• Dataset items:

## BEGIN

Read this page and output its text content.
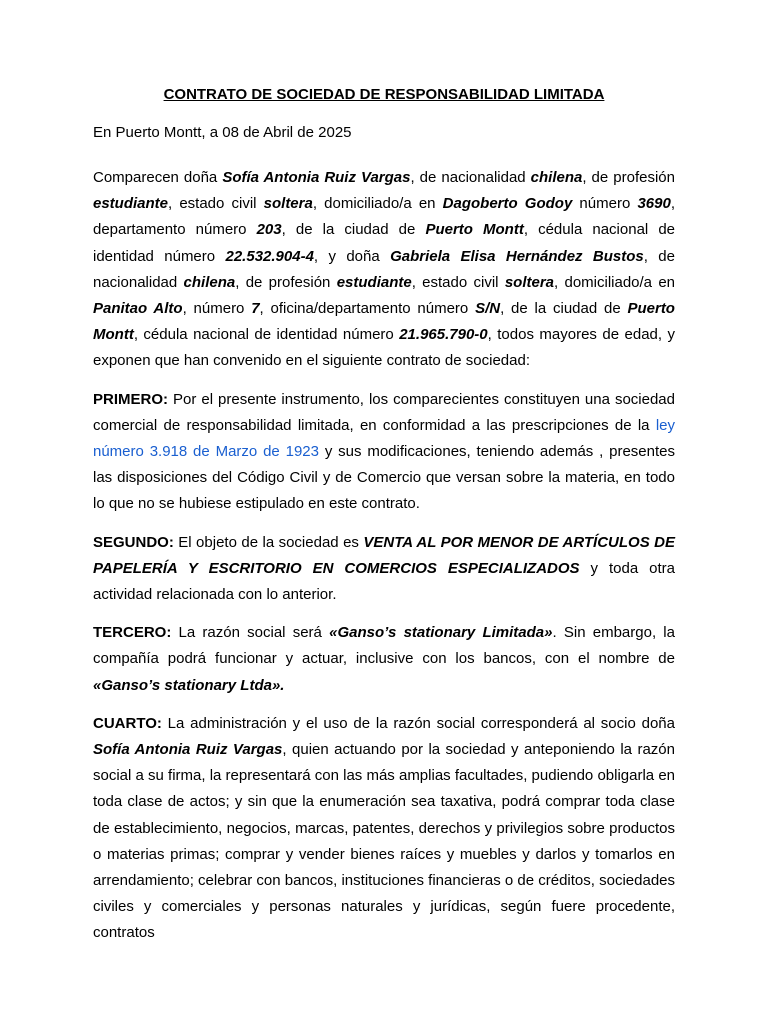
CONTRATO DE SOCIEDAD DE RESPONSABILIDAD LIMITADA

En Puerto Montt, a 08 de Abril de 2025

Comparecen doña Sofía Antonia Ruiz Vargas, de nacionalidad chilena, de profesión estudiante, estado civil soltera, domiciliado/a en Dagoberto Godoy número 3690, departamento número 203, de la ciudad de Puerto Montt, cédula nacional de identidad número 22.532.904-4, y doña Gabriela Elisa Hernández Bustos, de nacionalidad chilena, de profesión estudiante, estado civil soltera, domiciliado/a en Panitao Alto, número 7, oficina/departamento número S/N, de la ciudad de Puerto Montt, cédula nacional de identidad número 21.965.790-0, todos mayores de edad, y exponen que han convenido en el siguiente contrato de sociedad:

PRIMERO: Por el presente instrumento, los comparecientes constituyen una sociedad comercial de responsabilidad limitada, en conformidad a las prescripciones de la ley número 3.918 de Marzo de 1923 y sus modificaciones, teniendo además , presentes las disposiciones del Código Civil y de Comercio que versan sobre la materia, en todo lo que no se hubiese estipulado en este contrato.

SEGUNDO: El objeto de la sociedad es VENTA AL POR MENOR DE ARTÍCULOS DE PAPELERÍA Y ESCRITORIO EN COMERCIOS ESPECIALIZADOS y toda otra actividad relacionada con lo anterior.

TERCERO: La razón social será «Ganso’s stationary Limitada». Sin embargo, la compañía podrá funcionar y actuar, inclusive con los bancos, con el nombre de «Ganso’s stationary Ltda».

CUARTO: La administración y el uso de la razón social corresponderá al socio doña Sofía Antonia Ruiz Vargas, quien actuando por la sociedad y anteponiendo la razón social a su firma, la representará con las más amplias facultades, pudiendo obligarla en toda clase de actos; y sin que la enumeración sea taxativa, podrá comprar toda clase de establecimiento, negocios, marcas, patentes, derechos y privilegios sobre productos o materias primas; comprar y vender bienes raíces y muebles y darlos y tomarlos en arrendamiento; celebrar con bancos, instituciones financieras o de créditos, sociedades civiles y comerciales y personas naturales y jurídicas, según fuere procedente, contratos
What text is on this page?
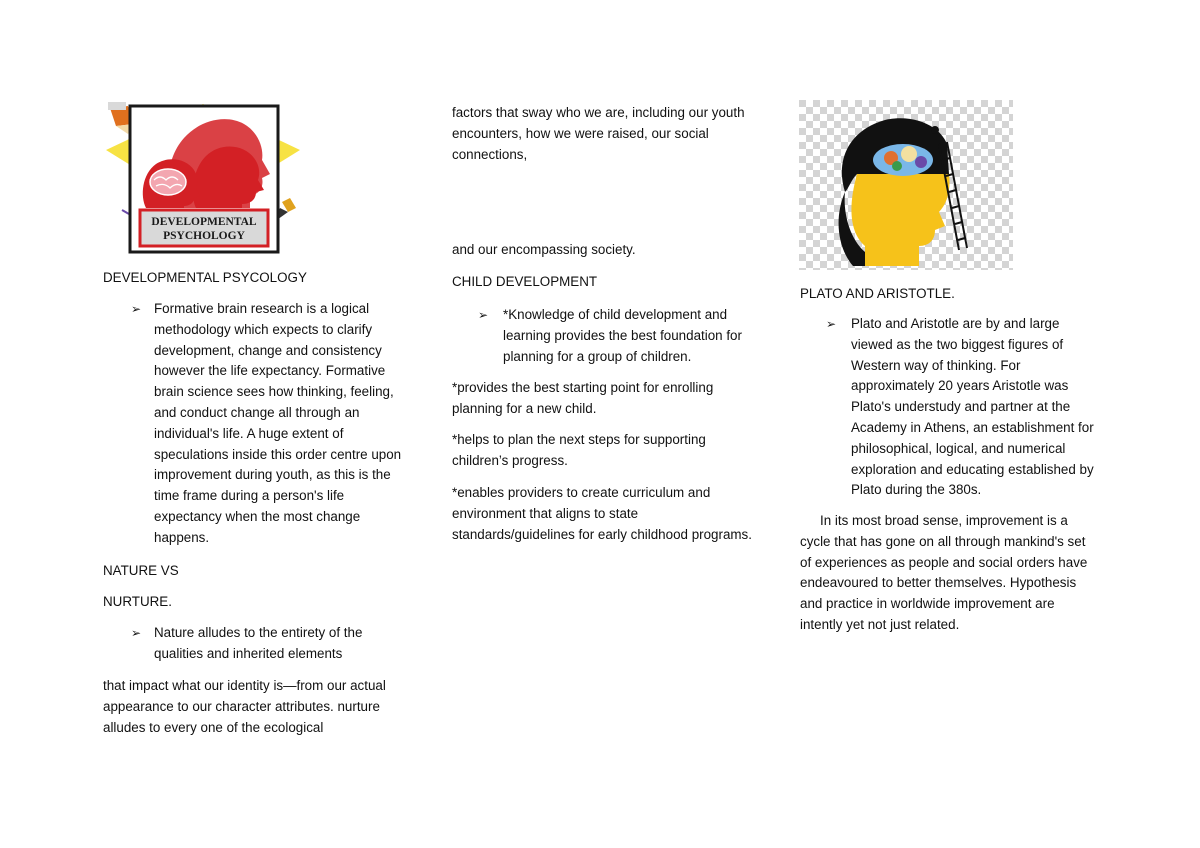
DEVELOPMENTAL
PSYCHOLOGY
DEVELOPMENTAL PSYCOLOGY
➢ Formative brain research is a logical methodology which expects to clarify development, change and consistency however the life expectancy. Formative brain science sees how thinking, feeling, and conduct change all through an individual's life. A huge extent of speculations inside this order centre upon improvement during youth, as this is the time frame during a person's life expectancy when the most change happens.

NATURE VS
NURTURE.
➢ Nature alludes to the entirety of the qualities and inherited elements

that impact what our identity is—from our actual appearance to our character attributes. nurture alludes to every one of the ecological

factors that sway who we are, including our youth encounters, how we were raised, our social connections,

and our encompassing society.

CHILD DEVELOPMENT
➢ *Knowledge of child development and learning provides the best foundation for planning for a group of children.

*provides the best starting point for enrolling planning for a new child.

*helps to plan the next steps for supporting children’s progress.

*enables providers to create curriculum and environment that aligns to state standards/guidelines for early childhood programs.

PLATO AND ARISTOTLE.
➢ Plato and Aristotle are by and large viewed as the two biggest figures of Western way of thinking. For approximately 20 years Aristotle was Plato's understudy and partner at the Academy in Athens, an establishment for philosophical, logical, and numerical exploration and educating established by Plato during the 380s.

In its most broad sense, improvement is a cycle that has gone on all through mankind's set of experiences as people and social orders have endeavoured to better themselves. Hypothesis and practice in worldwide improvement are intently yet not just related.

## END

Extract every line of the data exactly; pictures stay out.

• The reply:
Read this page and output its text content.
CONTRATO DE SOCIEDAD DE RESPONSABILIDAD LIMITADA

En Puerto Montt, a 08 de Abril de 2025

Comparecen doña Sofía Antonia Ruiz Vargas, de nacionalidad chilena, de profesión estudiante, estado civil soltera, domiciliado/a en Dagoberto Godoy número 3690, departamento número 203, de la ciudad de Puerto Montt, cédula nacional de identidad número 22.532.904-4, y doña Gabriela Elisa Hernández Bustos, de nacionalidad chilena, de profesión estudiante, estado civil soltera, domiciliado/a en Panitao Alto, número 7, oficina/departamento número S/N, de la ciudad de Puerto Montt, cédula nacional de identidad número 21.965.790-0, todos mayores de edad, y exponen que han convenido en el siguiente contrato de sociedad:

PRIMERO: Por el presente instrumento, los comparecientes constituyen una sociedad comercial de responsabilidad limitada, en conformidad a las prescripciones de la ley número 3.918 de Marzo de 1923 y sus modificaciones, teniendo además , presentes las disposiciones del Código Civil y de Comercio que versan sobre la materia, en todo lo que no se hubiese estipulado en este contrato.

SEGUNDO: El objeto de la sociedad es VENTA AL POR MENOR DE ARTÍCULOS DE PAPELERÍA Y ESCRITORIO EN COMERCIOS ESPECIALIZADOS y toda otra actividad relacionada con lo anterior.

TERCERO: La razón social será «Ganso’s stationary Limitada». Sin embargo, la compañía podrá funcionar y actuar, inclusive con los bancos, con el nombre de «Ganso’s stationary Ltda».

CUARTO: La administración y el uso de la razón social corresponderá al socio doña Sofía Antonia Ruiz Vargas, quien actuando por la sociedad y anteponiendo la razón social a su firma, la representará con las más amplias facultades, pudiendo obligarla en toda clase de actos; y sin que la enumeración sea taxativa, podrá comprar toda clase de establecimiento, negocios, marcas, patentes, derechos y privilegios sobre productos o materias primas; comprar y vender bienes raíces y muebles y darlos y tomarlos en arrendamiento; celebrar con bancos, instituciones financieras o de créditos, sociedades civiles y comerciales y personas naturales y jurídicas, según fuere procedente, contratos
What text is on this page?
DEVELOPMENTAL
PSYCHOLOGY
DEVELOPMENTAL PSYCOLOGY
➢ Formative brain research is a logical methodology which expects to clarify development, change and consistency however the life expectancy. Formative brain science sees how thinking, feeling, and conduct change all through an individual's life. A huge extent of speculations inside this order centre upon improvement during youth, as this is the time frame during a person's life expectancy when the most change happens.

NATURE VS
NURTURE.
➢ Nature alludes to the entirety of the qualities and inherited elements

that impact what our identity is—from our actual appearance to our character attributes. nurture alludes to every one of the ecological

factors that sway who we are, including our youth encounters, how we were raised, our social connections,

and our encompassing society.

CHILD DEVELOPMENT
➢ *Knowledge of child development and learning provides the best foundation for planning for a group of children.

*provides the best starting point for enrolling planning for a new child.

*helps to plan the next steps for supporting children’s progress.

*enables providers to create curriculum and environment that aligns to state standards/guidelines for early childhood programs.

PLATO AND ARISTOTLE.
➢ Plato and Aristotle are by and large viewed as the two biggest figures of Western way of thinking. For approximately 20 years Aristotle was Plato's understudy and partner at the Academy in Athens, an establishment for philosophical, logical, and numerical exploration and educating established by Plato during the 380s.

In its most broad sense, improvement is a cycle that has gone on all through mankind's set of experiences as people and social orders have endeavoured to better themselves. Hypothesis and practice in worldwide improvement are intently yet not just related.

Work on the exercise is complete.